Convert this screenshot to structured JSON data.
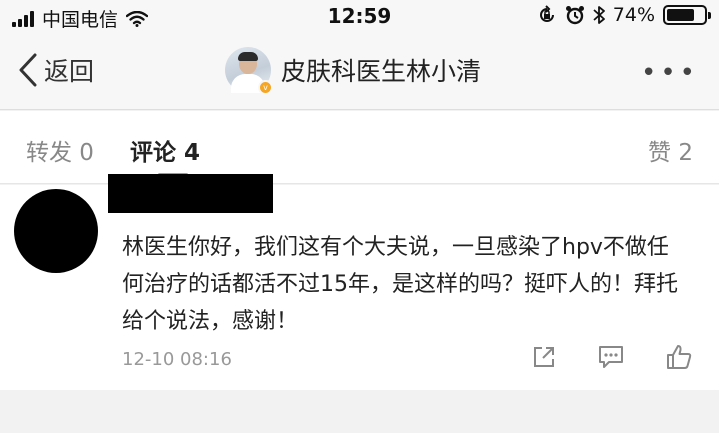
{
  "status_bar": {
    "carrier": "中国电信",
    "time": "12:59",
    "battery_text": "74%",
    "battery_level": 0.74,
    "icons": [
      "signal-icon",
      "wifi-icon",
      "rotation-lock-icon",
      "alarm-icon",
      "bluetooth-icon",
      "battery-icon"
    ]
  },
  "nav": {
    "back_label": "返回",
    "title": "皮肤科医生林小清",
    "more_label": "•••",
    "verified_mark": "v"
  },
  "tabs": [
    {
      "label": "转发 0",
      "active": false
    },
    {
      "label": "评论 4",
      "active": true
    },
    {
      "label": "赞 2",
      "active": false
    }
  ],
  "comment": {
    "text": "林医生你好，我们这有个大夫说，一旦感染了hpv不做任何治疗的话都活不过15年，是这样的吗？挺吓人的！拜托给个说法，感谢！",
    "time": "12-10 08:16",
    "actions": [
      "share-icon",
      "reply-icon",
      "like-icon"
    ]
  },
  "colors": {
    "accent": "#ff8200",
    "verified": "#f5a623",
    "muted_text": "#999999"
  }
}
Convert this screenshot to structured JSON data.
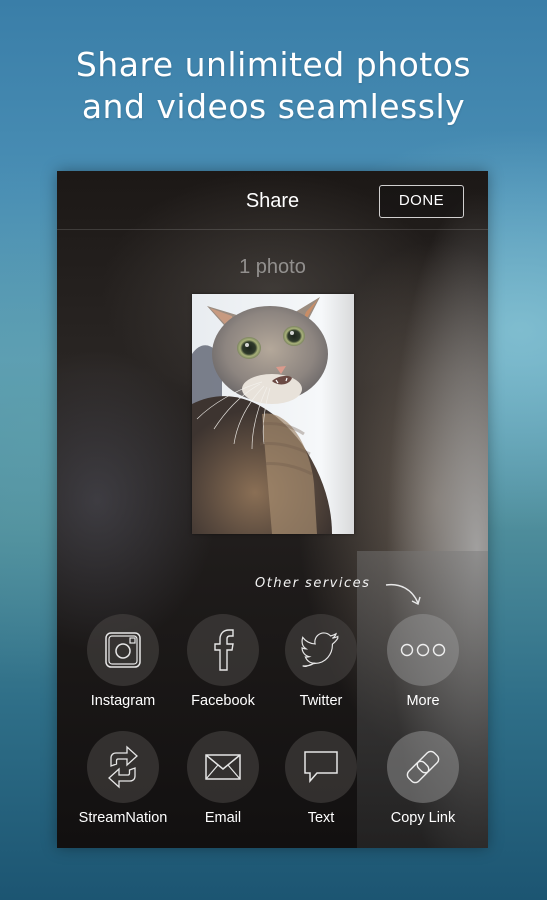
{
  "headline": {
    "line1": "Share unlimited photos",
    "line2": "and videos seamlessly"
  },
  "share_screen": {
    "title": "Share",
    "done_label": "DONE",
    "count_label": "1 photo",
    "photo_alt": "Photo of a tabby cat",
    "other_services_hint": "Other services",
    "services": [
      {
        "label": "Instagram",
        "icon": "instagram-icon"
      },
      {
        "label": "Facebook",
        "icon": "facebook-icon"
      },
      {
        "label": "Twitter",
        "icon": "twitter-icon"
      },
      {
        "label": "More",
        "icon": "more-icon"
      },
      {
        "label": "StreamNation",
        "icon": "streamnation-icon"
      },
      {
        "label": "Email",
        "icon": "email-icon"
      },
      {
        "label": "Text",
        "icon": "text-message-icon"
      },
      {
        "label": "Copy Link",
        "icon": "link-icon"
      }
    ]
  }
}
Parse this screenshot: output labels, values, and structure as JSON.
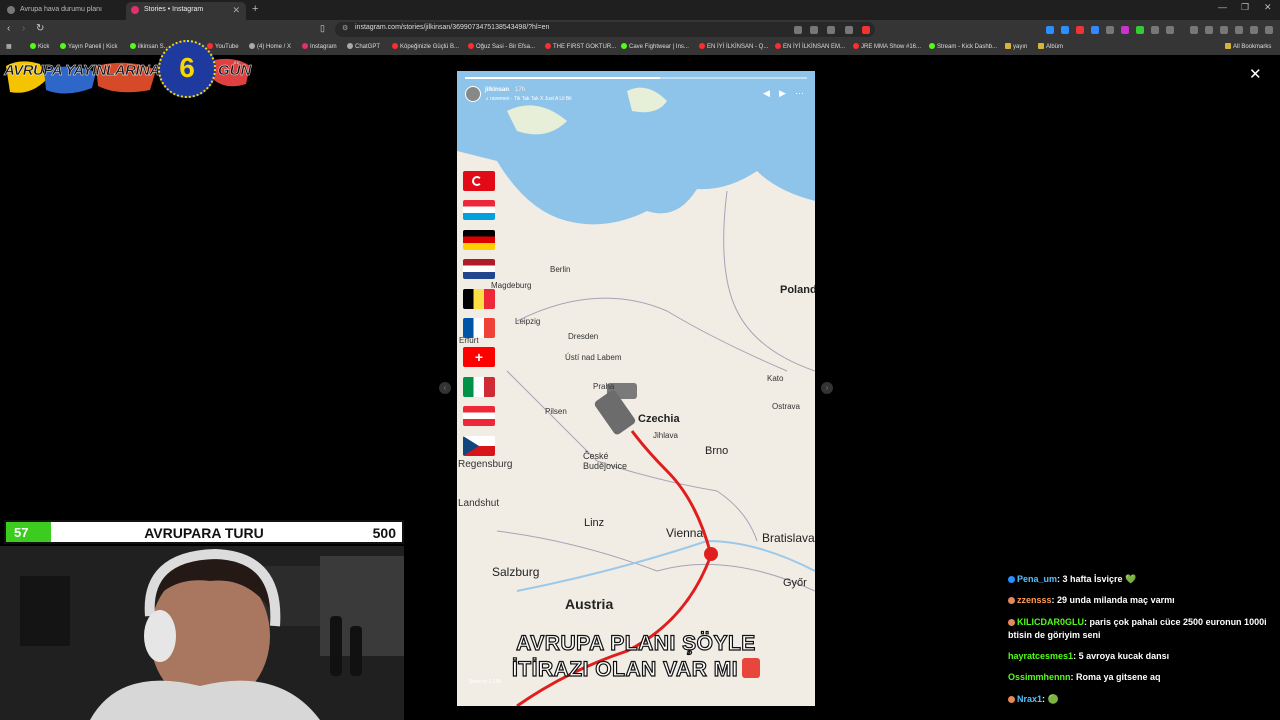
{
  "browser": {
    "tabs": [
      {
        "title": "Avrupa hava durumu planı",
        "active": false
      },
      {
        "title": "Stories • Instagram",
        "active": true
      }
    ],
    "url": "instagram.com/stories/jilkinsan/3699073475138543498/?hl=en",
    "bookmarks": [
      {
        "label": "Kick",
        "icon": "kick"
      },
      {
        "label": "Yayın Paneli | Kick",
        "icon": "kick"
      },
      {
        "label": "ilkinsan S...",
        "icon": "kick"
      },
      {
        "label": "YouTube",
        "icon": "youtube"
      },
      {
        "label": "(4) Home / X",
        "icon": "x"
      },
      {
        "label": "Instagram",
        "icon": "instagram"
      },
      {
        "label": "ChatGPT",
        "icon": "chatgpt"
      },
      {
        "label": "Köpeğinizle Güçlü B...",
        "icon": "youtube"
      },
      {
        "label": "Oğuz Sasi - Bir Efsa...",
        "icon": "youtube"
      },
      {
        "label": "THE FIRST GOKTUR...",
        "icon": "youtube"
      },
      {
        "label": "Cave Fightwear | Ins...",
        "icon": "web"
      },
      {
        "label": "EN İYİ İLKİNSAN - Q...",
        "icon": "youtube"
      },
      {
        "label": "EN İYİ İLKİNSAN EM...",
        "icon": "youtube"
      },
      {
        "label": "JRE MMA Show #16...",
        "icon": "youtube"
      },
      {
        "label": "Stream - Kick Dashb...",
        "icon": "kick"
      },
      {
        "label": "yayın",
        "icon": "folder"
      },
      {
        "label": "Albüm",
        "icon": "folder"
      }
    ],
    "all_bookmarks": "All Bookmarks"
  },
  "overlay_logo": {
    "text_left": "AVRUPA YAYINLARINA",
    "number": "6",
    "text_right": "GÜN"
  },
  "story": {
    "username": "jilkinsan",
    "time": "17h",
    "music": "♫ ravemen · Tik Tak Tak X Just A Lil Bit",
    "progress": 0.57,
    "map_labels": {
      "countries": [
        "Poland",
        "Czechia",
        "Austria"
      ],
      "cities": [
        "Berlin",
        "Magdeburg",
        "Leipzig",
        "Dresden",
        "Erfurt",
        "Ústí nad Labem",
        "Pilsen",
        "Praha",
        "Jihlava",
        "Brno",
        "České Budějovice",
        "Regensburg",
        "Landshut",
        "Linz",
        "Vienna",
        "Bratislava",
        "Salzburg",
        "Győr",
        "Ostrava",
        "Kato"
      ]
    },
    "flags": [
      "Turkey",
      "Luxembourg",
      "Germany",
      "Netherlands",
      "Belgium",
      "France",
      "Switzerland",
      "Italy",
      "Austria",
      "Czechia"
    ],
    "caption_line1": "AVRUPA PLANI ŞÖYLE",
    "caption_line2": "İTİRAZI OLAN VAR MI",
    "footer": "Seen by 2,156",
    "route_color": "#e01e1e"
  },
  "scoreboard": {
    "left": "57",
    "title": "AVRUPARA TURU",
    "right": "500",
    "progress": 0.114,
    "fill_color": "#3ccb1f"
  },
  "chat": {
    "messages": [
      {
        "user": "Pena_um",
        "text": "3 hafta İsviçre 💚",
        "color": "#4fc3ff",
        "badge": "blue"
      },
      {
        "user": "zzensss",
        "text": "29 unda milanda maç varmı",
        "color": "#ff9b52",
        "badge": "orange"
      },
      {
        "user": "KILICDAR0GLU",
        "text": "paris çok pahalı cüce 2500 euronun 1000i btisin de göriyim seni",
        "color": "#53fc18",
        "badge": "orange"
      },
      {
        "user": "hayratcesmes1",
        "text": "5 avroya kucak dansı",
        "color": "#53fc18",
        "badge": "none"
      },
      {
        "user": "Ossimmhennn",
        "text": "Roma ya gitsene aq",
        "color": "#53fc18",
        "badge": "none"
      },
      {
        "user": "Nrax1",
        "text": "🟢",
        "color": "#4fc3ff",
        "badge": "orange"
      }
    ]
  }
}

Given request: Above are the records. Copy every line in them holding "services".

Response:
    "other_services_hint": "Other services",
    "services": [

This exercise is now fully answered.